## Problem details:
Determine how many lines in these records hold "brand". Only the number is wanted.

(Data records)
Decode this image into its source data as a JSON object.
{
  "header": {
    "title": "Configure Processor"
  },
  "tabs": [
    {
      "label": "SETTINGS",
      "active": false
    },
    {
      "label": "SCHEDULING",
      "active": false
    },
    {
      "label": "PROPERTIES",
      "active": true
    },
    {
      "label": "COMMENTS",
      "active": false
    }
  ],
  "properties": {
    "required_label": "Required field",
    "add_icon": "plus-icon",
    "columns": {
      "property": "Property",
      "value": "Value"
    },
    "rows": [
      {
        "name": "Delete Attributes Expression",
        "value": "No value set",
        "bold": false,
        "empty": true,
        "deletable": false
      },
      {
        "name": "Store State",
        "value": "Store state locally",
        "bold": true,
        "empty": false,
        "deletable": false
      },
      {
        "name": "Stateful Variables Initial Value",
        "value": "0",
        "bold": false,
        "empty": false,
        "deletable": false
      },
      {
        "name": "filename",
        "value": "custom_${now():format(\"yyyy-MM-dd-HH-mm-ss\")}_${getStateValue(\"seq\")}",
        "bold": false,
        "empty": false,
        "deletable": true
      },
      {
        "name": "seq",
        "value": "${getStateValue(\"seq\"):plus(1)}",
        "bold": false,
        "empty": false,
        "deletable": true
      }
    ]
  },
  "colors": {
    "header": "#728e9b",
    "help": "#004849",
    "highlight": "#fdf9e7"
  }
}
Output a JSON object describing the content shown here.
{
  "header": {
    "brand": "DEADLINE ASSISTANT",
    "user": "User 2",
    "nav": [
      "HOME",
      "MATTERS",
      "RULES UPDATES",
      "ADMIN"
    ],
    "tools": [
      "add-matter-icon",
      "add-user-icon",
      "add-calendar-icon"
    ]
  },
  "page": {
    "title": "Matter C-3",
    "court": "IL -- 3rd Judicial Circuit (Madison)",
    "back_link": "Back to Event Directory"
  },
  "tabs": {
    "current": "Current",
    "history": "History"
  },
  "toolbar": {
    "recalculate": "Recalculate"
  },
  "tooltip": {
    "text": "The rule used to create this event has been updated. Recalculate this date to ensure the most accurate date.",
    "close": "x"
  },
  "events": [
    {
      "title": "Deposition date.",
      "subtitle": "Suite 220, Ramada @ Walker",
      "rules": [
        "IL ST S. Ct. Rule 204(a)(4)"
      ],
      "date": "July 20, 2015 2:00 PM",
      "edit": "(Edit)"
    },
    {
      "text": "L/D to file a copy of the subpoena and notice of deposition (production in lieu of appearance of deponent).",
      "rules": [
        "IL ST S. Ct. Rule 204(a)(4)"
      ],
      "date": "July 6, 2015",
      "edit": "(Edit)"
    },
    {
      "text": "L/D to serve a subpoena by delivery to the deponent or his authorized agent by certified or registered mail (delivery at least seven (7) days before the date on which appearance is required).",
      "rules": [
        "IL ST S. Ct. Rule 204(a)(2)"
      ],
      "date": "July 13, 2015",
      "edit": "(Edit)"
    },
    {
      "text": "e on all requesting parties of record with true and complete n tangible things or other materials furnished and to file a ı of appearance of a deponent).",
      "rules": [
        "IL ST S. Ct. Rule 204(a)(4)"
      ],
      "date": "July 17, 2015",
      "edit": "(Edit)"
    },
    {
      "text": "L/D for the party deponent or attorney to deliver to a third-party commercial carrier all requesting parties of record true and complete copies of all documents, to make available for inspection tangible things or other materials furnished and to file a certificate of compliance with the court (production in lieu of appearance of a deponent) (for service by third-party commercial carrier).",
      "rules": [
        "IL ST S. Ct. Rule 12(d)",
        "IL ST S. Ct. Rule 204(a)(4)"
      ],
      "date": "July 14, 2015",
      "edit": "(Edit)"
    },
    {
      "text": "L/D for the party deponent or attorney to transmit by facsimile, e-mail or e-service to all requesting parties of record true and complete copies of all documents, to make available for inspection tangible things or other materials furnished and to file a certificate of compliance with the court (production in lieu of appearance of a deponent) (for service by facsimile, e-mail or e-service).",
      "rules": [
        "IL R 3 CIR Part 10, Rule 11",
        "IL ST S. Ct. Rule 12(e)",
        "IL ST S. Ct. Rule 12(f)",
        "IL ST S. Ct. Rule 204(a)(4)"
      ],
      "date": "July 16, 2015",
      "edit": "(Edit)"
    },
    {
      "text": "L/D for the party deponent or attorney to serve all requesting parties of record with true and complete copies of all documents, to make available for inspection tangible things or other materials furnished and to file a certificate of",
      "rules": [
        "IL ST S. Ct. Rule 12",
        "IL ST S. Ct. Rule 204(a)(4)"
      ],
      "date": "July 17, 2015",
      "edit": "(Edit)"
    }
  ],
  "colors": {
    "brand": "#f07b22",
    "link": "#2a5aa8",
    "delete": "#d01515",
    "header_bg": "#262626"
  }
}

## Full response:
2